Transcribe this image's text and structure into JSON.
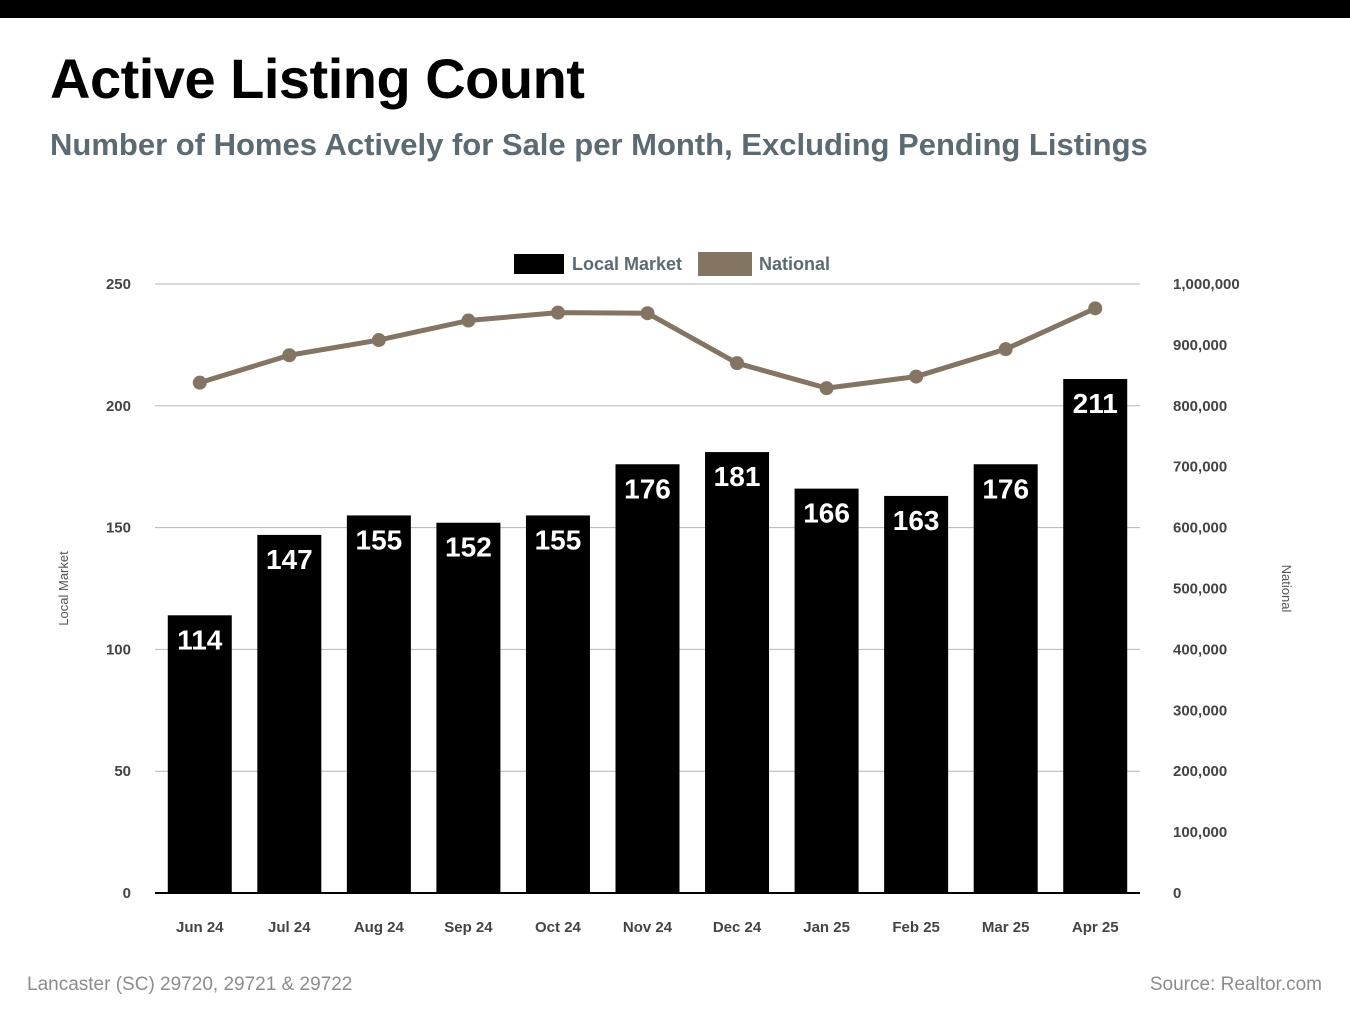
{
  "header": {
    "title": "Active Listing Count",
    "subtitle": "Number of Homes Actively for Sale per Month, Excluding Pending Listings"
  },
  "footer": {
    "location": "Lancaster (SC) 29720, 29721 & 29722",
    "source": "Source: Realtor.com"
  },
  "colors": {
    "local": "#000000",
    "national": "#847563",
    "grid": "#b5b5b5"
  },
  "chart_data": {
    "type": "bar",
    "categories": [
      "Jun 24",
      "Jul 24",
      "Aug 24",
      "Sep 24",
      "Oct 24",
      "Nov 24",
      "Dec 24",
      "Jan 25",
      "Feb 25",
      "Mar 25",
      "Apr 25"
    ],
    "series": [
      {
        "name": "Local Market",
        "type": "bar",
        "axis": "left",
        "values": [
          114,
          147,
          155,
          152,
          155,
          176,
          181,
          166,
          163,
          176,
          211
        ]
      },
      {
        "name": "National",
        "type": "line",
        "axis": "right",
        "values": [
          838000,
          883000,
          908000,
          940000,
          953000,
          952000,
          870000,
          829000,
          848000,
          893000,
          960000
        ]
      }
    ],
    "ylabel": "Local Market",
    "y2label": "National",
    "ylim": [
      0,
      250
    ],
    "y2lim": [
      0,
      1000000
    ],
    "yticks": [
      "0",
      "50",
      "100",
      "150",
      "200",
      "250"
    ],
    "y2ticks": [
      "0",
      "100,000",
      "200,000",
      "300,000",
      "400,000",
      "500,000",
      "600,000",
      "700,000",
      "800,000",
      "900,000",
      "1,000,000"
    ],
    "grid": true,
    "legend": "top-center"
  }
}
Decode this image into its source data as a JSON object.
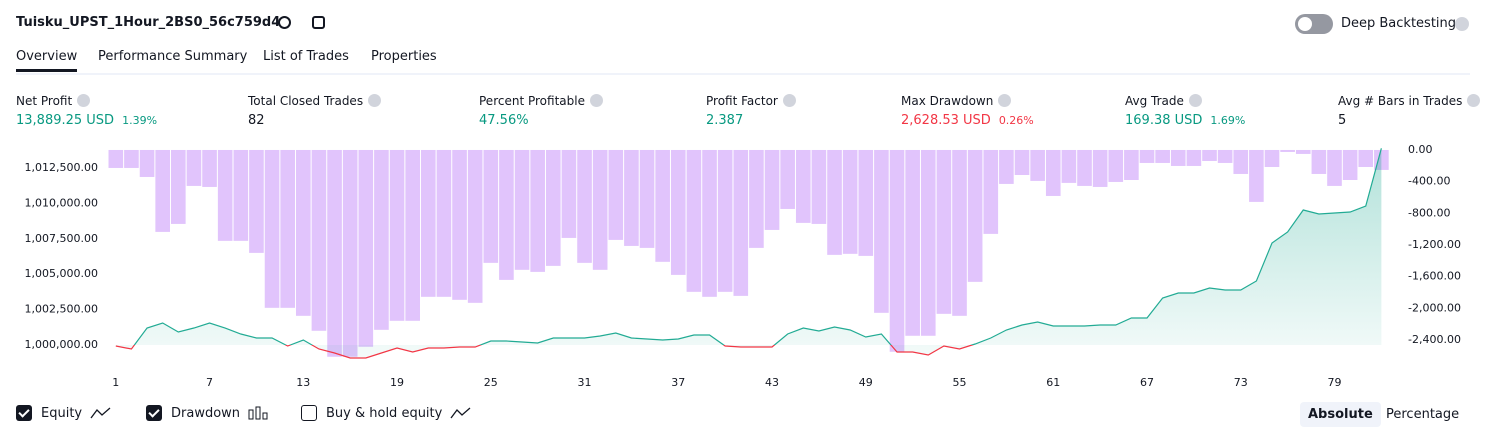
{
  "header": {
    "title": "Tuisku_UPST_1Hour_2BS0_56c759d4",
    "deep_backtesting": "Deep Backtesting",
    "deep_backtesting_enabled": false
  },
  "tabs": {
    "items": [
      "Overview",
      "Performance Summary",
      "List of Trades",
      "Properties"
    ],
    "active": 0
  },
  "stats": [
    {
      "label": "Net Profit",
      "value": "13,889.25 USD",
      "percent": "1.39%",
      "color": "#089981"
    },
    {
      "label": "Total Closed Trades",
      "value": "82",
      "color": "#131722"
    },
    {
      "label": "Percent Profitable",
      "value": "47.56%",
      "color": "#089981"
    },
    {
      "label": "Profit Factor",
      "value": "2.387",
      "color": "#089981"
    },
    {
      "label": "Max Drawdown",
      "value": "2,628.53 USD",
      "percent": "0.26%",
      "color": "#f23645"
    },
    {
      "label": "Avg Trade",
      "value": "169.38 USD",
      "percent": "1.69%",
      "color": "#089981"
    },
    {
      "label": "Avg # Bars in Trades",
      "value": "5",
      "color": "#131722"
    }
  ],
  "chart_data": {
    "type": "combo",
    "x": [
      1,
      2,
      3,
      4,
      5,
      6,
      7,
      8,
      9,
      10,
      11,
      12,
      13,
      14,
      15,
      16,
      17,
      18,
      19,
      20,
      21,
      22,
      23,
      24,
      25,
      26,
      27,
      28,
      29,
      30,
      31,
      32,
      33,
      34,
      35,
      36,
      37,
      38,
      39,
      40,
      41,
      42,
      43,
      44,
      45,
      46,
      47,
      48,
      49,
      50,
      51,
      52,
      53,
      54,
      55,
      56,
      57,
      58,
      59,
      60,
      61,
      62,
      63,
      64,
      65,
      66,
      67,
      68,
      69,
      70,
      71,
      72,
      73,
      74,
      75,
      76,
      77,
      78,
      79,
      80,
      81,
      82
    ],
    "xlim": [
      0.5,
      83
    ],
    "xticks": [
      1,
      7,
      13,
      19,
      25,
      31,
      37,
      43,
      49,
      55,
      61,
      67,
      73,
      79
    ],
    "ylim": [
      998941,
      1013912
    ],
    "yticks": [
      {
        "value": 1000000,
        "label": "1,000,000.00"
      },
      {
        "value": 1002500,
        "label": "1,002,500.00"
      },
      {
        "value": 1005000,
        "label": "1,005,000.00"
      },
      {
        "value": 1007500,
        "label": "1,007,500.00"
      },
      {
        "value": 1010000,
        "label": "1,010,000.00"
      },
      {
        "value": 1012500,
        "label": "1,012,500.00"
      }
    ],
    "y2lim": [
      -2653,
      25
    ],
    "y2ticks": [
      {
        "value": 0,
        "label": "0.00"
      },
      {
        "value": -400,
        "label": "-400.00"
      },
      {
        "value": -800,
        "label": "-800.00"
      },
      {
        "value": -1200,
        "label": "-1,200.00"
      },
      {
        "value": -1600,
        "label": "-1,600.00"
      },
      {
        "value": -2000,
        "label": "-2,000.00"
      },
      {
        "value": -2400,
        "label": "-2,400.00"
      }
    ],
    "series": [
      {
        "name": "Equity",
        "type": "line",
        "checked": true,
        "color": "#22ab94",
        "negative_color": "#f23645",
        "values": [
          999929,
          999718,
          1001200,
          1001554,
          1000918,
          1001200,
          1001554,
          1001200,
          1000777,
          1000494,
          1000494,
          999929,
          1000353,
          999718,
          999435,
          999082,
          999082,
          999435,
          999788,
          999506,
          999788,
          999788,
          999859,
          999859,
          1000282,
          1000282,
          1000212,
          1000141,
          1000494,
          1000494,
          1000494,
          1000636,
          1000847,
          1000494,
          1000424,
          1000353,
          1000424,
          1000706,
          1000706,
          999929,
          999859,
          999859,
          999859,
          1000777,
          1001200,
          1000989,
          1001271,
          1001059,
          1000565,
          1000777,
          999506,
          999506,
          999294,
          999929,
          999718,
          1000071,
          1000494,
          1001059,
          1001412,
          1001624,
          1001342,
          1001342,
          1001342,
          1001412,
          1001412,
          1001907,
          1001907,
          1003319,
          1003672,
          1003672,
          1004025,
          1003884,
          1003884,
          1004520,
          1007203,
          1007980,
          1009534,
          1009251,
          1009322,
          1009392,
          1009816,
          1013889
        ]
      },
      {
        "name": "Drawdown",
        "type": "bar",
        "axis": "y2",
        "checked": true,
        "color": "#e1c4fc",
        "values": [
          -227,
          -227,
          -341,
          -1035,
          -934,
          -454,
          -467,
          -1148,
          -1148,
          -1300,
          -1994,
          -1994,
          -2095,
          -2284,
          -2612,
          -2612,
          -2486,
          -2272,
          -2158,
          -2158,
          -1855,
          -1855,
          -1893,
          -1931,
          -1426,
          -1641,
          -1514,
          -1540,
          -1464,
          -1111,
          -1426,
          -1514,
          -1136,
          -1212,
          -1237,
          -1413,
          -1578,
          -1792,
          -1855,
          -1792,
          -1843,
          -1237,
          -1010,
          -745,
          -921,
          -934,
          -1325,
          -1312,
          -1338,
          -2057,
          -2549,
          -2347,
          -2347,
          -2070,
          -2095,
          -1666,
          -1060,
          -429,
          -316,
          -391,
          -581,
          -416,
          -454,
          -467,
          -404,
          -379,
          -164,
          -164,
          -202,
          -202,
          -139,
          -164,
          -303,
          -656,
          -215,
          -25,
          -50,
          -303,
          -454,
          -379,
          -215,
          -252
        ]
      },
      {
        "name": "Buy & hold equity",
        "type": "line",
        "checked": false
      }
    ]
  },
  "view_toggle": {
    "items": [
      "Absolute",
      "Percentage"
    ],
    "active": 0
  }
}
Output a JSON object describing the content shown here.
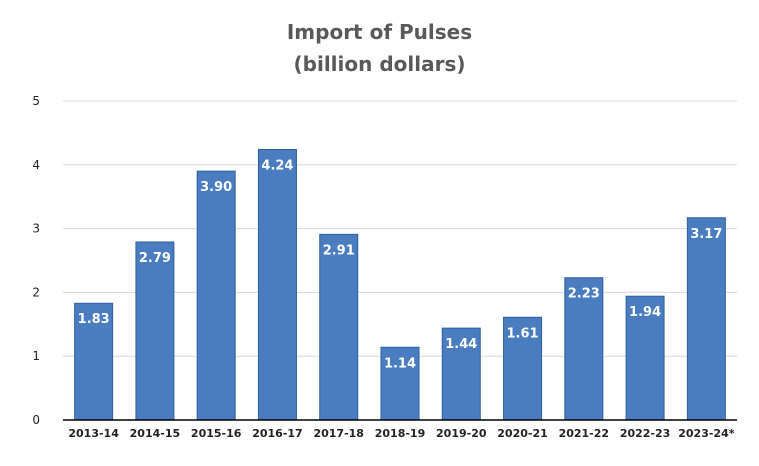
{
  "chart_data": {
    "type": "bar",
    "title": "Import of Pulses",
    "subtitle": "(billion dollars)",
    "xlabel": "",
    "ylabel": "",
    "categories": [
      "2013-14",
      "2014-15",
      "2015-16",
      "2016-17",
      "2017-18",
      "2018-19",
      "2019-20",
      "2020-21",
      "2021-22",
      "2022-23",
      "2023-24*"
    ],
    "values": [
      1.83,
      2.79,
      3.9,
      4.24,
      2.91,
      1.14,
      1.44,
      1.61,
      2.23,
      1.94,
      3.17
    ],
    "value_labels": [
      "1.83",
      "2.79",
      "3.90",
      "4.24",
      "2.91",
      "1.14",
      "1.44",
      "1.61",
      "2.23",
      "1.94",
      "3.17"
    ],
    "ylim": [
      0,
      5
    ],
    "yticks": [
      "0",
      "1",
      "2",
      "3",
      "4",
      "5"
    ],
    "grid": true,
    "legend": "none",
    "colors": {
      "bar": "#4a7dbf",
      "bar_edge": "#2f5f9e",
      "grid": "#d9d9d9",
      "axis": "#000000",
      "title": "#595959"
    }
  }
}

BRIEF | Gather each line in these records that contains the string "grid".

TASK RESULT |
    "grid": "#b5b5b5"
    "grid": true,
    "grid": true,
      "grid": "#d9d9d9",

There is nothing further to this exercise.